[SET EXERCISE] Return the whole listing, keeping every character the same.

(Stored data)
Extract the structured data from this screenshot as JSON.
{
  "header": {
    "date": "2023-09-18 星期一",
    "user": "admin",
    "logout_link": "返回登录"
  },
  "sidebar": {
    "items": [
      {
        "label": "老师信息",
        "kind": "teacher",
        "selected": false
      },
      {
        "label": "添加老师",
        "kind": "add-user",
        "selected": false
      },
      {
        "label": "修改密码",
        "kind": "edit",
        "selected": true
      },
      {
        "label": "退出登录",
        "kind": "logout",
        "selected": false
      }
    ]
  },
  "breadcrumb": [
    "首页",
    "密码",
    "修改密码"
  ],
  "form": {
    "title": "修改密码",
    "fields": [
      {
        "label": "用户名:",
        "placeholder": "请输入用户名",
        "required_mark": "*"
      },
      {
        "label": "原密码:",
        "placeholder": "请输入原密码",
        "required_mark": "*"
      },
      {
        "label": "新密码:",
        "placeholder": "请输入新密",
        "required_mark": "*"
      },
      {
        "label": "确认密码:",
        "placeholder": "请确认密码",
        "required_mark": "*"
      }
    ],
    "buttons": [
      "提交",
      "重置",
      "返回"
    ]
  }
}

[EXERCISE RESPONSE]
Extract the structured data from this screenshot as JSON.
{
  "header": {
    "date": "2023-09-18 星期一",
    "user": "admin",
    "logout_link": "返回登录"
  },
  "sidebar": {
    "items": [
      {
        "label": "老师信息",
        "kind": "teacher",
        "selected": false
      },
      {
        "label": "添加老师",
        "kind": "add-user",
        "selected": false
      },
      {
        "label": "修改密码",
        "kind": "edit",
        "selected": true
      },
      {
        "label": "退出登录",
        "kind": "logout",
        "selected": false
      }
    ]
  },
  "breadcrumb": [
    "首页",
    "密码",
    "修改密码"
  ],
  "form": {
    "title": "修改密码",
    "fields": [
      {
        "label": "用户名:",
        "placeholder": "请输入用户名",
        "required_mark": "*"
      },
      {
        "label": "原密码:",
        "placeholder": "请输入原密码",
        "required_mark": "*"
      },
      {
        "label": "新密码:",
        "placeholder": "请输入新密",
        "required_mark": "*"
      },
      {
        "label": "确认密码:",
        "placeholder": "请确认密码",
        "required_mark": "*"
      }
    ],
    "buttons": [
      "提交",
      "重置",
      "返回"
    ]
  }
}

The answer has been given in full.